> [WORK REQUIRED] From the entries below, list each line with "Indique".

__________

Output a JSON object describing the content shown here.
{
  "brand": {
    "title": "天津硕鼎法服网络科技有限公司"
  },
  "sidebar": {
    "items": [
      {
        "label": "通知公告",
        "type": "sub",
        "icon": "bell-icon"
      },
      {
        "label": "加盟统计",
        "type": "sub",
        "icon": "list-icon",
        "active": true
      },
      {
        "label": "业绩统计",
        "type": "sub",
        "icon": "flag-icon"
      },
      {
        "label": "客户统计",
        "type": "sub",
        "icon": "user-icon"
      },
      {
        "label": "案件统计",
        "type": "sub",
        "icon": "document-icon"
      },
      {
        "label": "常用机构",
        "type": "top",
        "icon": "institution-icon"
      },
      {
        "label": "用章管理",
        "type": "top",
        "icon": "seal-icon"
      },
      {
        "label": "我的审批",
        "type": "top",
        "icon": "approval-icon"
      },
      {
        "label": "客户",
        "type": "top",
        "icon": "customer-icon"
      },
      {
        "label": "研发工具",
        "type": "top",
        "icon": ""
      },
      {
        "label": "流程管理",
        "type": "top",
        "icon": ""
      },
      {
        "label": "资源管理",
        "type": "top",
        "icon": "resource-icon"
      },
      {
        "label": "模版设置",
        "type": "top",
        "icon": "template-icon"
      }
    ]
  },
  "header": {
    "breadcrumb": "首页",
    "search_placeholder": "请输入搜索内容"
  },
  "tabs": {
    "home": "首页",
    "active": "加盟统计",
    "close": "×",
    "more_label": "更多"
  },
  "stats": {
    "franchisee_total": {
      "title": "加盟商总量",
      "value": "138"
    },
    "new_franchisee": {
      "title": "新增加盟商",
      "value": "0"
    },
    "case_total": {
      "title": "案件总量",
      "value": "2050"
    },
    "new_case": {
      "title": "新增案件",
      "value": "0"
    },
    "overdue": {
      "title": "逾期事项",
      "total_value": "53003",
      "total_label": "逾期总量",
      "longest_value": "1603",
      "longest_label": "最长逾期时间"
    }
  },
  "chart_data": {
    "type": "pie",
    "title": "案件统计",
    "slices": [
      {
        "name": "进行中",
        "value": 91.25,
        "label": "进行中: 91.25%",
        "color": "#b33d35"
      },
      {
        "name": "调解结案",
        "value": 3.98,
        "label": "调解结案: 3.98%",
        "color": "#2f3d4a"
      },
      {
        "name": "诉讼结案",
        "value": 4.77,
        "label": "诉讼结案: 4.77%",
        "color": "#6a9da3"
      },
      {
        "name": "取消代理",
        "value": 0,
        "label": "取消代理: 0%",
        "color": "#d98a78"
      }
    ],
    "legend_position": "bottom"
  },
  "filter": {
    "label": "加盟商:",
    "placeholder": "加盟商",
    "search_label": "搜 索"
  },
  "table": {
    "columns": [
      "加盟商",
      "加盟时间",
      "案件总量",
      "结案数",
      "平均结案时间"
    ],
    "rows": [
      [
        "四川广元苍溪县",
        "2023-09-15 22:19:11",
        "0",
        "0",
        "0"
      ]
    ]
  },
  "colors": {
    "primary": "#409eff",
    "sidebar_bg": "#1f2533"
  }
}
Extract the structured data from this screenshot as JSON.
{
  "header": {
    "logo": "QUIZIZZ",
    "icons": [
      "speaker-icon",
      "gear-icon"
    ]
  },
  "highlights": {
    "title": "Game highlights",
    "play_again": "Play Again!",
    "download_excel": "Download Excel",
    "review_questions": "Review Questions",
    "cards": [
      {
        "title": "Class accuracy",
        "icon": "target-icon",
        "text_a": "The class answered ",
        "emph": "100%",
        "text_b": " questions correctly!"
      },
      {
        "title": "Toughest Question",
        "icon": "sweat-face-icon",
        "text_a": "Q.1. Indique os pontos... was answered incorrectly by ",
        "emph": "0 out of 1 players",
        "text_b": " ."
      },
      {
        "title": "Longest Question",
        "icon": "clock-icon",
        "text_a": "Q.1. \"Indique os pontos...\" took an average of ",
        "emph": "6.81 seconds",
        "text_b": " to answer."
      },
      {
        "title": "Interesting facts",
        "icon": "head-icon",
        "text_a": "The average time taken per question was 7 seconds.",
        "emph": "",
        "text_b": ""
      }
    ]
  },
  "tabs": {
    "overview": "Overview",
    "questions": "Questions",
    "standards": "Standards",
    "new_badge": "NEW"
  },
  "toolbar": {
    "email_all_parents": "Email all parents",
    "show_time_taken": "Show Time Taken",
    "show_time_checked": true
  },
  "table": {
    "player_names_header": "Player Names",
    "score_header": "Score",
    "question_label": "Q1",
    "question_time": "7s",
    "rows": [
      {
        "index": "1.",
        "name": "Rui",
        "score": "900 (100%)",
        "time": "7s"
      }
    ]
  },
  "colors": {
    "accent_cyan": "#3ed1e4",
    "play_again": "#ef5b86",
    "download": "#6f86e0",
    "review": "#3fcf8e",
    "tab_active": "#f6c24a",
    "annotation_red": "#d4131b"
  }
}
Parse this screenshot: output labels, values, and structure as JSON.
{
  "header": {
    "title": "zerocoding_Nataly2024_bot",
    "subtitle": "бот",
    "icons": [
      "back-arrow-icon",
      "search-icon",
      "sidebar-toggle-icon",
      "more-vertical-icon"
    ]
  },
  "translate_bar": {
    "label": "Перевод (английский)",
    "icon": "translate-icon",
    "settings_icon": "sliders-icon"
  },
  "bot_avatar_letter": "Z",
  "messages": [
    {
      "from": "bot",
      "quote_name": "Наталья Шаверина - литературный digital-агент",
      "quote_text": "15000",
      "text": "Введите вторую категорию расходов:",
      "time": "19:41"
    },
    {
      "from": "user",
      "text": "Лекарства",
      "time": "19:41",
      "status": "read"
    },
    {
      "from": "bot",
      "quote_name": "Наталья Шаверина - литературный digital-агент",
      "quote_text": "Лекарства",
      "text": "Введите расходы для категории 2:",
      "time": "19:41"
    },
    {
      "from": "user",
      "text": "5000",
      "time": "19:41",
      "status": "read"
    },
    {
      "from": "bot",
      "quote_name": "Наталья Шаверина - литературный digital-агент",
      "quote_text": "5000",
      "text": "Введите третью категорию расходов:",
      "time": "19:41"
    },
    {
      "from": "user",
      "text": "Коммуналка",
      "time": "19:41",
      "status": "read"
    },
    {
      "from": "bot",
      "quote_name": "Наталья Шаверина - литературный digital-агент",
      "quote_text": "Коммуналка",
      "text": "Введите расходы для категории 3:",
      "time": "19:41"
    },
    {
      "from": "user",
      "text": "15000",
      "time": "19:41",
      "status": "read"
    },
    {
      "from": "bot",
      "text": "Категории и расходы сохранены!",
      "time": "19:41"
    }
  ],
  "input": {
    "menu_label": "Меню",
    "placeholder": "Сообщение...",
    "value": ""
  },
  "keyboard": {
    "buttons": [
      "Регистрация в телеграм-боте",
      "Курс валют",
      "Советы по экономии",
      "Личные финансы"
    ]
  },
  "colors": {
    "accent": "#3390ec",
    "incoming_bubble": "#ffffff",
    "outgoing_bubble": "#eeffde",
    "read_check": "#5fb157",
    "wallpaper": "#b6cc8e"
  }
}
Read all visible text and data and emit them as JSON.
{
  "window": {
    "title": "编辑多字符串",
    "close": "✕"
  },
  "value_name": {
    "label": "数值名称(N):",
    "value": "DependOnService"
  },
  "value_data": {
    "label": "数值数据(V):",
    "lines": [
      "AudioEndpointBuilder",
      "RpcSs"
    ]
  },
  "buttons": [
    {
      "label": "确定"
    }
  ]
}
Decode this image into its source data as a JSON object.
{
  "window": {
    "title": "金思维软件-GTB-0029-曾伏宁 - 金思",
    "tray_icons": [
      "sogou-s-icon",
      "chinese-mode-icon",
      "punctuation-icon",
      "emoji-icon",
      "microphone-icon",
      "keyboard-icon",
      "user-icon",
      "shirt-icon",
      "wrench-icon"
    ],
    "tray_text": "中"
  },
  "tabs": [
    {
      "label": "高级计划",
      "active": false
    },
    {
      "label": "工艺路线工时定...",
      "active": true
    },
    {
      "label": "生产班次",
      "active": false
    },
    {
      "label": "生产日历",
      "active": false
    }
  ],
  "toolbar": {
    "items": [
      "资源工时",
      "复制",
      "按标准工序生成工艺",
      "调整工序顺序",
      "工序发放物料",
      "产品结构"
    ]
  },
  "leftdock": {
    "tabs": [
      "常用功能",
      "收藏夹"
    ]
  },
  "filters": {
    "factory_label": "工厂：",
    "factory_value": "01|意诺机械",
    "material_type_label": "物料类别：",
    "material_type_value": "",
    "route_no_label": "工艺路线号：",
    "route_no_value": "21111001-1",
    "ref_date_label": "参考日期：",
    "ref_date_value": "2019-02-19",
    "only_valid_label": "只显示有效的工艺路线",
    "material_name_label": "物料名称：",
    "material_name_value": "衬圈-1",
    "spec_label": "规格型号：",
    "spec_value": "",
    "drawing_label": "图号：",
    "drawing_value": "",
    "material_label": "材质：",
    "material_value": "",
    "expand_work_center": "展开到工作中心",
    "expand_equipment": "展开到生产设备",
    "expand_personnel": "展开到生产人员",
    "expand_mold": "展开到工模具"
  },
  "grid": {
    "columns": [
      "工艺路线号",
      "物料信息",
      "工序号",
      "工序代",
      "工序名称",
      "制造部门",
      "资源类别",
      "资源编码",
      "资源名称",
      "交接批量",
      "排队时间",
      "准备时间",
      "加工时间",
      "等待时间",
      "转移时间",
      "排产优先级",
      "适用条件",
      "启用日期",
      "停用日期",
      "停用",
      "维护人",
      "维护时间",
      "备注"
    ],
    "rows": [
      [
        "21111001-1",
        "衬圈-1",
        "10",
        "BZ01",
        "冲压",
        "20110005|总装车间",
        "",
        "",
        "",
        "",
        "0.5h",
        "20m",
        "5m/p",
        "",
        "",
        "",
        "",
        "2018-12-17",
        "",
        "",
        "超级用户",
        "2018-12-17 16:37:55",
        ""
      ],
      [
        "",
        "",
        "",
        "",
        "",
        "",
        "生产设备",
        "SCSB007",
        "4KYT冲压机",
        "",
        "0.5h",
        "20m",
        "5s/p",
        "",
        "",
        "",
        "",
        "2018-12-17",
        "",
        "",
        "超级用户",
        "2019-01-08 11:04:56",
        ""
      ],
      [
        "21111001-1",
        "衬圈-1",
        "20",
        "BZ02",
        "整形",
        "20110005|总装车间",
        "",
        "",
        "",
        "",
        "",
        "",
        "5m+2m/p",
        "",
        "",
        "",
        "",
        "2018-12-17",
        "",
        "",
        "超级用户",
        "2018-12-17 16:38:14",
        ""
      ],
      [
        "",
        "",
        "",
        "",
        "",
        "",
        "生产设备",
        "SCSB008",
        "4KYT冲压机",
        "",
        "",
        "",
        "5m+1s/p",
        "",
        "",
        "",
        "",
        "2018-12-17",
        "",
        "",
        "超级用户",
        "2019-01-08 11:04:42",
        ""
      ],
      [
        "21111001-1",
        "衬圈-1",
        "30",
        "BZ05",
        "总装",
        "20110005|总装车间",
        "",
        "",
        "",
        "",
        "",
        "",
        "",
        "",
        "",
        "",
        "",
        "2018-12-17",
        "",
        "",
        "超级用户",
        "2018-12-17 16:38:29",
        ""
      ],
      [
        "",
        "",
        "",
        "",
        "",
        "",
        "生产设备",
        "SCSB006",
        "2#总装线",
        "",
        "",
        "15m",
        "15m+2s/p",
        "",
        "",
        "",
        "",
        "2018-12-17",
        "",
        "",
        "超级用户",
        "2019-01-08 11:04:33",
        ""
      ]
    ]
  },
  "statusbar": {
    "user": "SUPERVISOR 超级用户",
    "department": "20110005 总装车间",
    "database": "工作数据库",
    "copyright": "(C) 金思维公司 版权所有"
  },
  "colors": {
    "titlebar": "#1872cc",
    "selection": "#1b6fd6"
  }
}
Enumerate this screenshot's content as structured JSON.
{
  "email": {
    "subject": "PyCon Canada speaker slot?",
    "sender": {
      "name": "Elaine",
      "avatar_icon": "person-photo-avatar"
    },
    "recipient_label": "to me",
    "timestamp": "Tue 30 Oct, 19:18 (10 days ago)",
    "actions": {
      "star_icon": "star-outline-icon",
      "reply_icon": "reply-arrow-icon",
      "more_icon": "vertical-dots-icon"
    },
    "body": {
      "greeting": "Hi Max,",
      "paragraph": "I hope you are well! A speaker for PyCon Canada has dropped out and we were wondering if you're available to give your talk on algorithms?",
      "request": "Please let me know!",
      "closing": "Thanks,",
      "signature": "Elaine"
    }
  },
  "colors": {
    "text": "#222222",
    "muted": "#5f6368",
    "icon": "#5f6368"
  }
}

__________

> [RESULT OF THIS TASK]
        "text_a": "Q.1. Indique os pontos... was answered incorrectly by ",
        "text_a": "Q.1. \"Indique os pontos...\" took an average of ",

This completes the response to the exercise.